**Instructions**
a: Copy the film program listing word for word, starting at "Buffalo Death Mask" and ending at "consolation of certainty.".
b: List the titles of all the films in the film program listing that are given with a running time.

**Page text**
Citizen Poet 5:48 minutes 2017
Based on Lisa Robertson’s The Nilling, the movie offers poetry as antidote to the exclusions of state and identity.
Program 6: AIDS
Frank’s Cock 8 minutes 1993
Awards: Best Canadian Short Film, Toronto International Festival, 1994; Best Dramatic Film, Ann Arbor Film Festival, 1994; Kodak Award, Locarno International Film Festival, 1994; Audience Award, Media City, Windsor, 1994; Honorable Mention, University of Oregon Queer Film Festival, 1994; Second Prize, Experimental, Big Muddy Festival, Illnois, 1995; Award, Interfilm Festival, Berlin, 1995; Best Gay/Lesbian Film, Albany International Short Film Festival, 1995; Grand Prize for Best Film of the Festival, Festival Internazionale di Cinema Gaylesbico, Bologna, 1998; Hon Mention, Inside/Out Toronto, 1998
“This is one of the most assured films I have ever seen. In the simplest of frames, in monologue, Vancouver actor Callum Rennie plays a man remembering his lover lost to AIDS. Hoolboom fills his words with blood and the space behind Rennie with blood-rich images. Eight minutes of pure, perfect cinema.” (Cameron Bailey, NOW)
Buffalo Death Mask 23 minutes 2013
Awards: International Film Critics Prize (FIPRESCI), Oberhausen, 2013; Critics Award, 25FPS, Croatia, 2013; Vimeo Audience Award, Ann Arbor Festival, 2013; “Important Cinematic Works,” Alternative F/V Fest, Belgrade, 2013
A conversation with Canadian artist Stephen Andrews returns us to a pre-cocktail moment, when being HIV+ afforded us the consolation of certainty.

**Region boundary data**
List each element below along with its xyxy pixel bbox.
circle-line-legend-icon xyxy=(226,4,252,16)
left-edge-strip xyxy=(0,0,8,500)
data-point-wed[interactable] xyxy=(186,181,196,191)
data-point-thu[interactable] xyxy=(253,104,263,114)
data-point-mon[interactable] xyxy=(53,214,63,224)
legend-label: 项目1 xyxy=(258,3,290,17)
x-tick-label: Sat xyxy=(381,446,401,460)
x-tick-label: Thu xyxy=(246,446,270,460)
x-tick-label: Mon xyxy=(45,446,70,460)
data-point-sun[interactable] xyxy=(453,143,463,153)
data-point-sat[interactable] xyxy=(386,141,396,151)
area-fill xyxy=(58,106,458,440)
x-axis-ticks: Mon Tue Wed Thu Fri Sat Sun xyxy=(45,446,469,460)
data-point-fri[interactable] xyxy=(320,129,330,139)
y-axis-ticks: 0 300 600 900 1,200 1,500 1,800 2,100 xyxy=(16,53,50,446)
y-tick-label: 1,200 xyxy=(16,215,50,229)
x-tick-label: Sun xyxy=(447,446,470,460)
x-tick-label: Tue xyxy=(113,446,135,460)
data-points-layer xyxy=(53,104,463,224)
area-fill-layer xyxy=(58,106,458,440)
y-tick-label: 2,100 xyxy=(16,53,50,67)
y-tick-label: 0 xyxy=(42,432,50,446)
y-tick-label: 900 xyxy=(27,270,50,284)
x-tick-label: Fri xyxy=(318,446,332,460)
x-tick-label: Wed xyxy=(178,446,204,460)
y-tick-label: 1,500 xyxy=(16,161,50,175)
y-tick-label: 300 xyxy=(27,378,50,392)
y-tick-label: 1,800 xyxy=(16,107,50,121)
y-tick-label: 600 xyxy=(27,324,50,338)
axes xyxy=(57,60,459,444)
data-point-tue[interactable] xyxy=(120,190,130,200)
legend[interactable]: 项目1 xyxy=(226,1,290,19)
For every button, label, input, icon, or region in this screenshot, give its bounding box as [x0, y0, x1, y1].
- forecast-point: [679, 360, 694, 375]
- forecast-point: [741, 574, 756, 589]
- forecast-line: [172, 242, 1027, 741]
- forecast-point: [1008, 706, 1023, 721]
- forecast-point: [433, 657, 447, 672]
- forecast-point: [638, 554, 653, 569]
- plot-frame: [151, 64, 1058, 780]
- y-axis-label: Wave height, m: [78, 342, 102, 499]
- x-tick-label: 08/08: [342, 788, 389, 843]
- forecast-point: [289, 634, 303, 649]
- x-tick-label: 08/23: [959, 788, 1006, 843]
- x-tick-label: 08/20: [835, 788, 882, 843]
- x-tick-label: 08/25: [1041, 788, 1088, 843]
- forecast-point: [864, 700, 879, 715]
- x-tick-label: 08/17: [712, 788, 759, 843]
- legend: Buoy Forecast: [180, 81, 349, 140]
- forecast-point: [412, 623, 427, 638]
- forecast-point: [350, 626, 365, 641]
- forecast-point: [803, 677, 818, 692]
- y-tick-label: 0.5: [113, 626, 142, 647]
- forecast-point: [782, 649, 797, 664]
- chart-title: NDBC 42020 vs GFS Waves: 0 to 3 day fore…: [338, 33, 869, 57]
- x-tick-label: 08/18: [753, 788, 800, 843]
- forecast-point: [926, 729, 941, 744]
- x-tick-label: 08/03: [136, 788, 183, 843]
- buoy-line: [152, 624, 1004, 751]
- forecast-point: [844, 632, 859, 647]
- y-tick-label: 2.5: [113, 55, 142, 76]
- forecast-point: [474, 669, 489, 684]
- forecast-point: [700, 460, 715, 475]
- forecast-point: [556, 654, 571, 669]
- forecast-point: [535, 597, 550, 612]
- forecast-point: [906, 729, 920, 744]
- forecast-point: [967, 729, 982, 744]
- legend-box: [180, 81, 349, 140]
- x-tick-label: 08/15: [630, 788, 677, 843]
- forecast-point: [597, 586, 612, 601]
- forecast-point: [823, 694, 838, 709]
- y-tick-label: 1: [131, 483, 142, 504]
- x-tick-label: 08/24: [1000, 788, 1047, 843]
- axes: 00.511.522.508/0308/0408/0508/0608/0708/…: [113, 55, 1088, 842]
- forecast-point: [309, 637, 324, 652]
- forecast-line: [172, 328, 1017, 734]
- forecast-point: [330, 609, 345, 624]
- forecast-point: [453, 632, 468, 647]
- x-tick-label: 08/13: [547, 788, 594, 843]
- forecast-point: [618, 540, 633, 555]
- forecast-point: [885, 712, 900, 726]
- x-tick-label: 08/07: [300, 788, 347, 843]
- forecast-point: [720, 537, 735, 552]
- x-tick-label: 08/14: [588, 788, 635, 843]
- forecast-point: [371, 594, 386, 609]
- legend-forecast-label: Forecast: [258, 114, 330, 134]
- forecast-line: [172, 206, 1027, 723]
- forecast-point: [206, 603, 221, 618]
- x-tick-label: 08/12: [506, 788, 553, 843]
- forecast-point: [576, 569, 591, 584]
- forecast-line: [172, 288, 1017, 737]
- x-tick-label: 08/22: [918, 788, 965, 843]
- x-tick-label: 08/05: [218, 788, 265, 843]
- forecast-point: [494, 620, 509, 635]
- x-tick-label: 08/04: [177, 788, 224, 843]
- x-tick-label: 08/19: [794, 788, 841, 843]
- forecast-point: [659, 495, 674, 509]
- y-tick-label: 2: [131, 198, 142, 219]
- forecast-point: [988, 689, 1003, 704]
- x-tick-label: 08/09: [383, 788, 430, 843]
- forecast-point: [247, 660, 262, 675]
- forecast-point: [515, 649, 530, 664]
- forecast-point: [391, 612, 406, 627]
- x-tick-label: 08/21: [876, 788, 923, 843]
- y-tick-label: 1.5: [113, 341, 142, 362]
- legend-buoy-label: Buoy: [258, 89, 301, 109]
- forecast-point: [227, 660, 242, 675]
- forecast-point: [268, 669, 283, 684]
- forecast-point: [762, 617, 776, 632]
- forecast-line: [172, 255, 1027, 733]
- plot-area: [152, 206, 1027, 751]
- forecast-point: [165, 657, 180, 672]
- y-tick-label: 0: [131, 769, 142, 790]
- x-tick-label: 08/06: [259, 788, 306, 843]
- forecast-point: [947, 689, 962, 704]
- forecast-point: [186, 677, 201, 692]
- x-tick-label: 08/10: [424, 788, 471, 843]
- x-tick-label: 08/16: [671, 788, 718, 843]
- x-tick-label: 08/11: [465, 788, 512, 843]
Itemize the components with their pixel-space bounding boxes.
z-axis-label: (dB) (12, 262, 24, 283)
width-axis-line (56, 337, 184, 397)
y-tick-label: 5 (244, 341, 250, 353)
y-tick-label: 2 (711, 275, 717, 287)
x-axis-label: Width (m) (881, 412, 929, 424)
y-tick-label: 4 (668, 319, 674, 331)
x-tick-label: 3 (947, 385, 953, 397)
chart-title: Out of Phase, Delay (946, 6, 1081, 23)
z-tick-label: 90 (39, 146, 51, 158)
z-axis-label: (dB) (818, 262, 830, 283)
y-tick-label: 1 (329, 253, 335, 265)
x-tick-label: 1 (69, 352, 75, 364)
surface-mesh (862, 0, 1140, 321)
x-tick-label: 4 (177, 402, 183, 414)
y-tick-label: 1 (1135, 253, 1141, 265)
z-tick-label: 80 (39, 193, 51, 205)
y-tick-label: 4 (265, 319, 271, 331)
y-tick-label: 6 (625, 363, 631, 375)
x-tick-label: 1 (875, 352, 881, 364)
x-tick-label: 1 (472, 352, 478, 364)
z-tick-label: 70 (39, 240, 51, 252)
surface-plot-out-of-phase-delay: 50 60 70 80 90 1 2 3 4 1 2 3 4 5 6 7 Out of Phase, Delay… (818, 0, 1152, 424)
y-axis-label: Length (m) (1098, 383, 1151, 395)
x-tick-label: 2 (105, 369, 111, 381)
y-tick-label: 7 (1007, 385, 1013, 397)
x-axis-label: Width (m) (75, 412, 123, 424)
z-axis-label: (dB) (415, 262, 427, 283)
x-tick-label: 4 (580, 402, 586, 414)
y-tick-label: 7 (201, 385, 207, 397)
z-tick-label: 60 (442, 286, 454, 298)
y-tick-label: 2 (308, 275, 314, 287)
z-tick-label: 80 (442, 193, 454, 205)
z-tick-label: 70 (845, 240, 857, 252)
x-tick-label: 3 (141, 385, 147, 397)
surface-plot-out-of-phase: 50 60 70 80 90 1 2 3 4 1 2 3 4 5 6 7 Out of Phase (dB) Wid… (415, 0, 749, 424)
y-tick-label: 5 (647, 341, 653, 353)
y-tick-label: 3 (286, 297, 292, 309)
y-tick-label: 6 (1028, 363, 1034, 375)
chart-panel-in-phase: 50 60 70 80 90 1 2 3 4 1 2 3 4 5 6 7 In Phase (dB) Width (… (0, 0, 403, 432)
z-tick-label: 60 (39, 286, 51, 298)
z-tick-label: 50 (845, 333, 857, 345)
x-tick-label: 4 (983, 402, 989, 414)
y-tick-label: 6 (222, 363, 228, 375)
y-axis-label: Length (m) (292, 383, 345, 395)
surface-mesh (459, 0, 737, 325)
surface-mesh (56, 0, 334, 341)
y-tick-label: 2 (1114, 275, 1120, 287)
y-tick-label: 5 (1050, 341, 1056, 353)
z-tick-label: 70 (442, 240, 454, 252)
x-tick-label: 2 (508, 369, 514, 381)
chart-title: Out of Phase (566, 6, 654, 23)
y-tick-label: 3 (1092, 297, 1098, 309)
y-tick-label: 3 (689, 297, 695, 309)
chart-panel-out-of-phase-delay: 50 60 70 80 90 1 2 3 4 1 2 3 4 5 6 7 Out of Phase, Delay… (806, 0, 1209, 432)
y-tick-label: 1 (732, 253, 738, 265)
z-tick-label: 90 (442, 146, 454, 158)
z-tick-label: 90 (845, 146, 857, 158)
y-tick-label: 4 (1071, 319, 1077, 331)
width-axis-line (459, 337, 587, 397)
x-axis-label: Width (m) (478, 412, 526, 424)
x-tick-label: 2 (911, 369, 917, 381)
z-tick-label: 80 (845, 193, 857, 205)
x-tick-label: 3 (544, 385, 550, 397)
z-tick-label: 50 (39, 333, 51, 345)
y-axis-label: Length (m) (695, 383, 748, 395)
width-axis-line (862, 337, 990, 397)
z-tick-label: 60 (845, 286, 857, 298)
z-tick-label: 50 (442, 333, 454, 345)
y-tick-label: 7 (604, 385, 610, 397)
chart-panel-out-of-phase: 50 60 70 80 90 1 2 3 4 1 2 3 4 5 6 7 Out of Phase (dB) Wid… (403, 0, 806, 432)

**Responses to the tasks**
a:
Buffalo Death Mask 23 minutes 2013
Awards: International Film Critics Prize (FIPRESCI), Oberhausen, 2013; Critics Award, 25FPS, Croatia, 2013; Vimeo Audience Award, Ann Arbor Festival, 2013; “Important Cinematic Works,” Alternative F/V Fest, Belgrade, 2013
A conversation with Canadian artist Stephen Andrews returns us to a pre-cocktail moment, when being HIV+ afforded us the consolation of certainty.

b:
Citizen Poet
Frank's Cock
Buffalo Death Mask